> **WHAT NEEDS TO BE DONE**
Look through the lines below and state how many hold the word "중도포기". Write only the number.

(Dataset entries)
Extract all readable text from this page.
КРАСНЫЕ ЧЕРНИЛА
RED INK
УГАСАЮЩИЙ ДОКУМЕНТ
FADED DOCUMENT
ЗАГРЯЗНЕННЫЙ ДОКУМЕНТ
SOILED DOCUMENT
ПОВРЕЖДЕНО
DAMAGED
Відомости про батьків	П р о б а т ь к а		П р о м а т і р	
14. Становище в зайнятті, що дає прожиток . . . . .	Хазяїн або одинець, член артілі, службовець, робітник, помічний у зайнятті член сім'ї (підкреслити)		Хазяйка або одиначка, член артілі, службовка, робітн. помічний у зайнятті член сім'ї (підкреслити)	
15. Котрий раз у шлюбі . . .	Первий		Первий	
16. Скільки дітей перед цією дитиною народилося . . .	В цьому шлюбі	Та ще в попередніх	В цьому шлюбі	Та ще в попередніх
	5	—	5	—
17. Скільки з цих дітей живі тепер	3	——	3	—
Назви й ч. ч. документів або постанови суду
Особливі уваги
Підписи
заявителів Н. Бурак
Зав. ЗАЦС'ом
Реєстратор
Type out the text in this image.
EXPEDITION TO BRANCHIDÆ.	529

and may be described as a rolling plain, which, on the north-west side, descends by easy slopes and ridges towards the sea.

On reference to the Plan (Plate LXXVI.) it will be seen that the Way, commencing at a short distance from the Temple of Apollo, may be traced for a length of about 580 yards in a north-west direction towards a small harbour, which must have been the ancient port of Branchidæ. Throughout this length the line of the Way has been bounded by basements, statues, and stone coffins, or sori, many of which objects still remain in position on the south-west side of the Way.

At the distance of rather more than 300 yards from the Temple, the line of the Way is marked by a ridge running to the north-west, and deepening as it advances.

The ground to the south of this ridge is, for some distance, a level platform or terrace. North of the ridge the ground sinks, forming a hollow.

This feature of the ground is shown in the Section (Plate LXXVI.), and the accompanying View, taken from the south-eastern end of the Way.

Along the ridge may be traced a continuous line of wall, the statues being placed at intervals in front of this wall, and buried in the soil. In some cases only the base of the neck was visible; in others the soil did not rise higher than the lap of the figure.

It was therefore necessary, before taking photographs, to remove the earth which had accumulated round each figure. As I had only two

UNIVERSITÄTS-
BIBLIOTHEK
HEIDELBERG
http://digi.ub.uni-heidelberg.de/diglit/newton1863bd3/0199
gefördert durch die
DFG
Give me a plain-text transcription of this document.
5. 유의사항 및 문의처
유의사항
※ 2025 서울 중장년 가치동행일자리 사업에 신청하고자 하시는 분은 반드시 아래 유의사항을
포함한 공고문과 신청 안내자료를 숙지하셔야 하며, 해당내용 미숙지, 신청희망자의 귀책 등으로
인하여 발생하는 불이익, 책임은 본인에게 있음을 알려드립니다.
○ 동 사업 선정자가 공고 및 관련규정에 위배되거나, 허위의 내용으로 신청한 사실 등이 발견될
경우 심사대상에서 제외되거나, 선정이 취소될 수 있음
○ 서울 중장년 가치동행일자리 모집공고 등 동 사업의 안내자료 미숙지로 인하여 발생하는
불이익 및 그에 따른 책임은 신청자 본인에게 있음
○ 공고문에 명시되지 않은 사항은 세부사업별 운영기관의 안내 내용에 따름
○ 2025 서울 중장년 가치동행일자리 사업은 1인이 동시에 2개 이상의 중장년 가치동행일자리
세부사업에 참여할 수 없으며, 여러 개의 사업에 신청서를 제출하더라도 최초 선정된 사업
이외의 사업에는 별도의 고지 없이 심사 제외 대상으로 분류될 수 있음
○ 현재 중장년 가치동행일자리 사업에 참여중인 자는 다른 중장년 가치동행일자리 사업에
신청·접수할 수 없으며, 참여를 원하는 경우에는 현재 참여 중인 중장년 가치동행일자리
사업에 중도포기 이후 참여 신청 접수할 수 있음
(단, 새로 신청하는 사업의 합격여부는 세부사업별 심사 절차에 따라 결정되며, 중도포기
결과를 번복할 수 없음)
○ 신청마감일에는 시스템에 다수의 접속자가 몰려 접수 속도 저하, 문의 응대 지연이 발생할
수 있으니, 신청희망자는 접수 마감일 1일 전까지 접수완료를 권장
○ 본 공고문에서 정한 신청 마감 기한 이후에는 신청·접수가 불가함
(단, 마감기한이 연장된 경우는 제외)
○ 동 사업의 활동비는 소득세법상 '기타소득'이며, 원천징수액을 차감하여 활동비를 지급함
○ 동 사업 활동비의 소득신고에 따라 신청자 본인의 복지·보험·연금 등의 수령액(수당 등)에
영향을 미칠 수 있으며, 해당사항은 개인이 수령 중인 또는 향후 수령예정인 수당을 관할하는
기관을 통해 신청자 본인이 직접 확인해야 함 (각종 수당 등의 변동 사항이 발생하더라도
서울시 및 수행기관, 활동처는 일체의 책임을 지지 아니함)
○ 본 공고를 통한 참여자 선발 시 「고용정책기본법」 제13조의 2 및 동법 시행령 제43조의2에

> **RESULT FOR THIS TASK**
2